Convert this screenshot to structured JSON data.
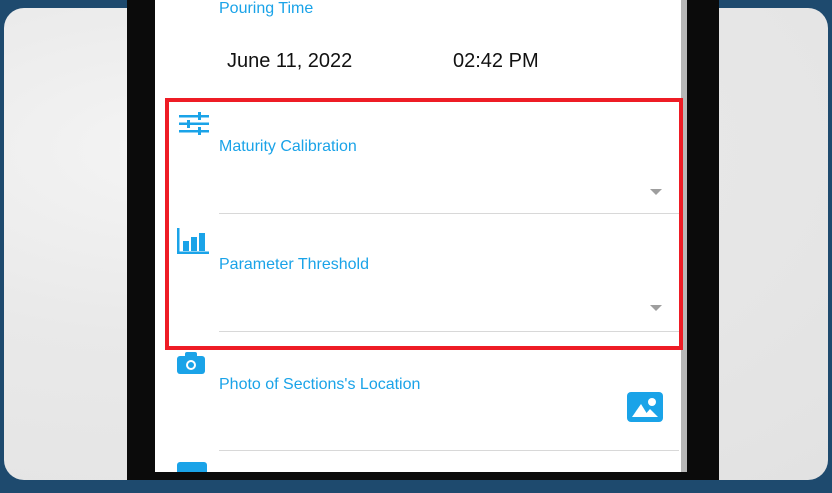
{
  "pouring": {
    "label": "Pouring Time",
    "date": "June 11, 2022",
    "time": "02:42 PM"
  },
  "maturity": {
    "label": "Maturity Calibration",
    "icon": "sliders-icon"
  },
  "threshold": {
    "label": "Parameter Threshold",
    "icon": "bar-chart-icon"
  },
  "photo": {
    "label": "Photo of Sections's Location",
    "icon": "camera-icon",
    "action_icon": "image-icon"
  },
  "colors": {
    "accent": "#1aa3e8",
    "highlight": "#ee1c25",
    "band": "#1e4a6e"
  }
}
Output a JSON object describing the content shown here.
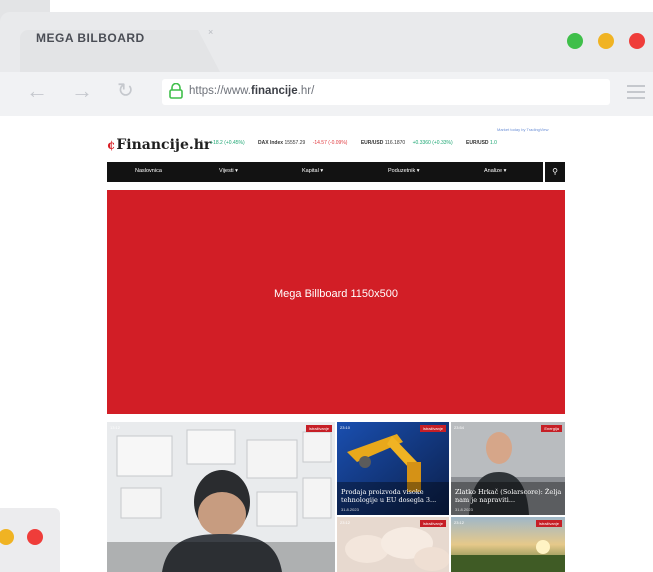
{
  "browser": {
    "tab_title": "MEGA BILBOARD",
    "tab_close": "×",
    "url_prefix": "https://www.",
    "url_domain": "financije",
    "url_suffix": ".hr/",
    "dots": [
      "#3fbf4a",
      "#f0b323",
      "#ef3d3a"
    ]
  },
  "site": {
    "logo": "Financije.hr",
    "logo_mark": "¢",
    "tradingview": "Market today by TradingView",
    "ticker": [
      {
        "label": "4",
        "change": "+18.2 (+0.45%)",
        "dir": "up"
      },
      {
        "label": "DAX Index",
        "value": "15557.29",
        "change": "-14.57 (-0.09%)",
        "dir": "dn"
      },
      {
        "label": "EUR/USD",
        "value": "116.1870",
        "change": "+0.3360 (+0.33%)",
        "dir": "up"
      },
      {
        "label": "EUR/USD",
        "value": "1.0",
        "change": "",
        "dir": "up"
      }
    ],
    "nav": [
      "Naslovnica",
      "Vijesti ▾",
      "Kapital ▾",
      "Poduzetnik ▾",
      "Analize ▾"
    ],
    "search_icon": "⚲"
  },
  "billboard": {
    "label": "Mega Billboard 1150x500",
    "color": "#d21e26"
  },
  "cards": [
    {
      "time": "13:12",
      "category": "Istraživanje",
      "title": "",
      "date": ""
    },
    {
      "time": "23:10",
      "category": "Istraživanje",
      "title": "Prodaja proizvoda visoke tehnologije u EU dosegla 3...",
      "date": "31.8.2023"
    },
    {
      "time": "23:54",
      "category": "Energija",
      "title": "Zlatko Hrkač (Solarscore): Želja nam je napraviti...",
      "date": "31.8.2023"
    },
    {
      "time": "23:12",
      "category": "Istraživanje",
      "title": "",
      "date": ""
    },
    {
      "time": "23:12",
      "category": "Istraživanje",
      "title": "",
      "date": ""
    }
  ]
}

=-=-=

Each entry gets copied exactly; the pictures stay out.

Solution to this exercise:
Convert this screenshot to structured JSON data.
{
  "pouring": {
    "label": "Pouring Time",
    "date": "June 11, 2022",
    "time": "02:42 PM"
  },
  "maturity": {
    "label": "Maturity Calibration",
    "icon": "sliders-icon"
  },
  "threshold": {
    "label": "Parameter Threshold",
    "icon": "bar-chart-icon"
  },
  "photo": {
    "label": "Photo of Sections's Location",
    "icon": "camera-icon",
    "action_icon": "image-icon"
  },
  "colors": {
    "accent": "#1aa3e8",
    "highlight": "#ee1c25",
    "band": "#1e4a6e"
  }
}
Output a JSON object describing the content shown here.
{
  "browser": {
    "tab_title": "MEGA BILBOARD",
    "tab_close": "×",
    "url_prefix": "https://www.",
    "url_domain": "financije",
    "url_suffix": ".hr/",
    "dots": [
      "#3fbf4a",
      "#f0b323",
      "#ef3d3a"
    ]
  },
  "site": {
    "logo": "Financije.hr",
    "logo_mark": "¢",
    "tradingview": "Market today by TradingView",
    "ticker": [
      {
        "label": "4",
        "change": "+18.2 (+0.45%)",
        "dir": "up"
      },
      {
        "label": "DAX Index",
        "value": "15557.29",
        "change": "-14.57 (-0.09%)",
        "dir": "dn"
      },
      {
        "label": "EUR/USD",
        "value": "116.1870",
        "change": "+0.3360 (+0.33%)",
        "dir": "up"
      },
      {
        "label": "EUR/USD",
        "value": "1.0",
        "change": "",
        "dir": "up"
      }
    ],
    "nav": [
      "Naslovnica",
      "Vijesti ▾",
      "Kapital ▾",
      "Poduzetnik ▾",
      "Analize ▾"
    ],
    "search_icon": "⚲"
  },
  "billboard": {
    "label": "Mega Billboard 1150x500",
    "color": "#d21e26"
  },
  "cards": [
    {
      "time": "13:12",
      "category": "Istraživanje",
      "title": "",
      "date": ""
    },
    {
      "time": "23:10",
      "category": "Istraživanje",
      "title": "Prodaja proizvoda visoke tehnologije u EU dosegla 3...",
      "date": "31.8.2023"
    },
    {
      "time": "23:54",
      "category": "Energija",
      "title": "Zlatko Hrkač (Solarscore): Želja nam je napraviti...",
      "date": "31.8.2023"
    },
    {
      "time": "23:12",
      "category": "Istraživanje",
      "title": "",
      "date": ""
    },
    {
      "time": "23:12",
      "category": "Istraživanje",
      "title": "",
      "date": ""
    }
  ]
}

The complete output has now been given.